What the task requires: Convert the records into a two-column CSV with the headers "request" and "answer", giving one row per record. Put each record's text in a single quoted field under "request" and its answer in a single quoted field under "answer", and replace any line breaks with spaces.
==== Extracted records
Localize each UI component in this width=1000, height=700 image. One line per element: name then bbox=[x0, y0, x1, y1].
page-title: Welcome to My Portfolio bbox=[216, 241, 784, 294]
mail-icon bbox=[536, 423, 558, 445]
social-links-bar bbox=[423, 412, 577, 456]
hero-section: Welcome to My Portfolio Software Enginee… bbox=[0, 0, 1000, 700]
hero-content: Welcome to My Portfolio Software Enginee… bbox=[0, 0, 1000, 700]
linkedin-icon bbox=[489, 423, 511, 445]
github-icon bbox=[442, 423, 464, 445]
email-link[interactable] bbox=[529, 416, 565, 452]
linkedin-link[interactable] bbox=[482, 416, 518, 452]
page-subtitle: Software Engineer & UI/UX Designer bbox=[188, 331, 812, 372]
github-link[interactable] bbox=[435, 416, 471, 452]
========
Full answer:
request,answer
"Localize each UI component in this width=1000, height=700 image. One line per element: name then bbox=[x0, y0, x1, y1].","page-title: Welcome to My Portfolio bbox=[216, 241, 784, 294] mail-icon bbox=[536, 423, 558, 445] social-links-bar bbox=[423, 412, 577, 456] hero-section: Welcome to My Portfolio Software Enginee… bbox=[0, 0, 1000, 700] hero-content: Welcome to My Portfolio Software Enginee… bbox=[0, 0, 1000, 700] linkedin-icon bbox=[489, 423, 511, 445] github-icon bbox=[442, 423, 464, 445] email-link[interactable] bbox=[529, 416, 565, 452] linkedin-link[interactable] bbox=[482, 416, 518, 452] page-subtitle: Software Engineer & UI/UX Designer bbox=[188, 331, 812, 372] github-link[interactable] bbox=[435, 416, 471, 452]"